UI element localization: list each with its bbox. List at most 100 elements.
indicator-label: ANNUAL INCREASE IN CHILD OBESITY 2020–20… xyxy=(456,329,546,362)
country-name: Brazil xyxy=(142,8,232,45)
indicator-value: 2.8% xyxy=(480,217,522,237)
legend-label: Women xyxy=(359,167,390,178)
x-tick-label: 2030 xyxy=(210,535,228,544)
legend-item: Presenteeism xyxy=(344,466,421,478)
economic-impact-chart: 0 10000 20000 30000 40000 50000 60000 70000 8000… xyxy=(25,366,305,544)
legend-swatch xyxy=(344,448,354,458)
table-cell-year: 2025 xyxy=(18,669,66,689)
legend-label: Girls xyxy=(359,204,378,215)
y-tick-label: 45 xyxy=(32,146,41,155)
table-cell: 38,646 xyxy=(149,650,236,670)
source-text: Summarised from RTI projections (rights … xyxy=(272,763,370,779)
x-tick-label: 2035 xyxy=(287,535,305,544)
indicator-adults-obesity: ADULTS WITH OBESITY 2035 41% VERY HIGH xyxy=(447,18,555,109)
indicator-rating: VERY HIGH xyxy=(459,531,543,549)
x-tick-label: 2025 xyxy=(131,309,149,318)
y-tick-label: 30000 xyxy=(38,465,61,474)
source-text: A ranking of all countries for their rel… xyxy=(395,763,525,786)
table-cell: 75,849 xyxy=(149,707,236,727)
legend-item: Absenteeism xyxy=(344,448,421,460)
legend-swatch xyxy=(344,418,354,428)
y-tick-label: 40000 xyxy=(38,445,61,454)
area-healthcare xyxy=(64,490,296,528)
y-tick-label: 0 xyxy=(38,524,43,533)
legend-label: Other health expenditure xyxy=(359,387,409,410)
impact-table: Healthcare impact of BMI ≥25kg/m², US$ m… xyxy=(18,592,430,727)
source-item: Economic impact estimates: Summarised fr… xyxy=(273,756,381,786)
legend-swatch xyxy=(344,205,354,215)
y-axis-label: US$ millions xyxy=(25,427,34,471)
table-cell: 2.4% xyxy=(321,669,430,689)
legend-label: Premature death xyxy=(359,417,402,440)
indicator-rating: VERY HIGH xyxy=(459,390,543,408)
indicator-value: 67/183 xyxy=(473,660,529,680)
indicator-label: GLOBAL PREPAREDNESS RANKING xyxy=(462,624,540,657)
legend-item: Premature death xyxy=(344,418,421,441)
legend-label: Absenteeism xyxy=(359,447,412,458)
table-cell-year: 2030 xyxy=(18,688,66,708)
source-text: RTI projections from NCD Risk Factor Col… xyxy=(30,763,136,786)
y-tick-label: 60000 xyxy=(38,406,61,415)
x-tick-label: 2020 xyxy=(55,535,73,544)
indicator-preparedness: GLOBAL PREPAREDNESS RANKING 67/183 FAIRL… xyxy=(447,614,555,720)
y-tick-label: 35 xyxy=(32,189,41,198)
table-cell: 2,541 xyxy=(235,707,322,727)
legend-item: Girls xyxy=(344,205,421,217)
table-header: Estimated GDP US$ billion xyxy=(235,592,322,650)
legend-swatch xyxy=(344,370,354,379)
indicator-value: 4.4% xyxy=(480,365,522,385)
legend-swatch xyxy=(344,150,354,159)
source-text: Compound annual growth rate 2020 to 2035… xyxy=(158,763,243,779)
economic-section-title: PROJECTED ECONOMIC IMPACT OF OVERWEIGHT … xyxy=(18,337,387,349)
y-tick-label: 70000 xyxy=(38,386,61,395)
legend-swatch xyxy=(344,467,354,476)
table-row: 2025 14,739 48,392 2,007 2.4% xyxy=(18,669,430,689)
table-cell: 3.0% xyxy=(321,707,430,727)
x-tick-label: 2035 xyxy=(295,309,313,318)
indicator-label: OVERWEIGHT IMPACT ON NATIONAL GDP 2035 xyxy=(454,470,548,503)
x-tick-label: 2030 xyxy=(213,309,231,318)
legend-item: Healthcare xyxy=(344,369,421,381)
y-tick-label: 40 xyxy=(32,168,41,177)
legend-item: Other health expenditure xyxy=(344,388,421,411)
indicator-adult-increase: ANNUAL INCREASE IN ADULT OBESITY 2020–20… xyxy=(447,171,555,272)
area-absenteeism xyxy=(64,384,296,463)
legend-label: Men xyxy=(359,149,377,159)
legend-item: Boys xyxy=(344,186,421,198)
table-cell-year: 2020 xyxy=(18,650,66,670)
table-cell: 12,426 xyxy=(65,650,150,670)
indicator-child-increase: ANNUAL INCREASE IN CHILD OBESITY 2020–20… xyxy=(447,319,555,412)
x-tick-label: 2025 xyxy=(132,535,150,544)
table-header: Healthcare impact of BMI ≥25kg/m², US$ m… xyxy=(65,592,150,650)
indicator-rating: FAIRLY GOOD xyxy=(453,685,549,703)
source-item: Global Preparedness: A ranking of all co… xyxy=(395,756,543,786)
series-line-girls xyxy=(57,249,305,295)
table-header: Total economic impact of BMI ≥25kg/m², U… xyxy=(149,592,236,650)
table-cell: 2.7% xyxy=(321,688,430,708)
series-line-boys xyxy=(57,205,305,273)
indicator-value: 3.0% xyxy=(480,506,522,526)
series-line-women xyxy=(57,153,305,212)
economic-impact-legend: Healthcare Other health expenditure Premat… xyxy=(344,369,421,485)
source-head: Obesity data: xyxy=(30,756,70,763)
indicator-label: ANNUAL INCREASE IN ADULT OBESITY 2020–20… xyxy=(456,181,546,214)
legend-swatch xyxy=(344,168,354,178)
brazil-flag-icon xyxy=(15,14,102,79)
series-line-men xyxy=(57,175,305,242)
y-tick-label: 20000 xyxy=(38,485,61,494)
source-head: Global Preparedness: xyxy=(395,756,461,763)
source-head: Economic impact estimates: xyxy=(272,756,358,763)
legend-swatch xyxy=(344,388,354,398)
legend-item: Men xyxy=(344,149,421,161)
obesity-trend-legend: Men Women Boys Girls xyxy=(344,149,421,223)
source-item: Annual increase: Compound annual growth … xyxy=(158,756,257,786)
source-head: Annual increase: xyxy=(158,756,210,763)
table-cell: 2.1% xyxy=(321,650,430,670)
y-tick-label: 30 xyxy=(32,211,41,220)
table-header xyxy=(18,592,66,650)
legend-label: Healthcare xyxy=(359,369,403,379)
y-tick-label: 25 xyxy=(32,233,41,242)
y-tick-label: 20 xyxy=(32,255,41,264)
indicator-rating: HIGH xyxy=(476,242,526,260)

▶ WHAT NEEDS TO BE DONE
Please reproduce the lines of the data above exactly, starting at the first line and ending at the line that contains "indicator-value: 2.8% xyxy=(480,217,522,237)".

▶ SOLUTION TO THIS PROBLEM
UI element localization: list each with its bbox. List at most 100 elements.
indicator-label: ANNUAL INCREASE IN CHILD OBESITY 2020–20… xyxy=(456,329,546,362)
country-name: Brazil xyxy=(142,8,232,45)
indicator-value: 2.8% xyxy=(480,217,522,237)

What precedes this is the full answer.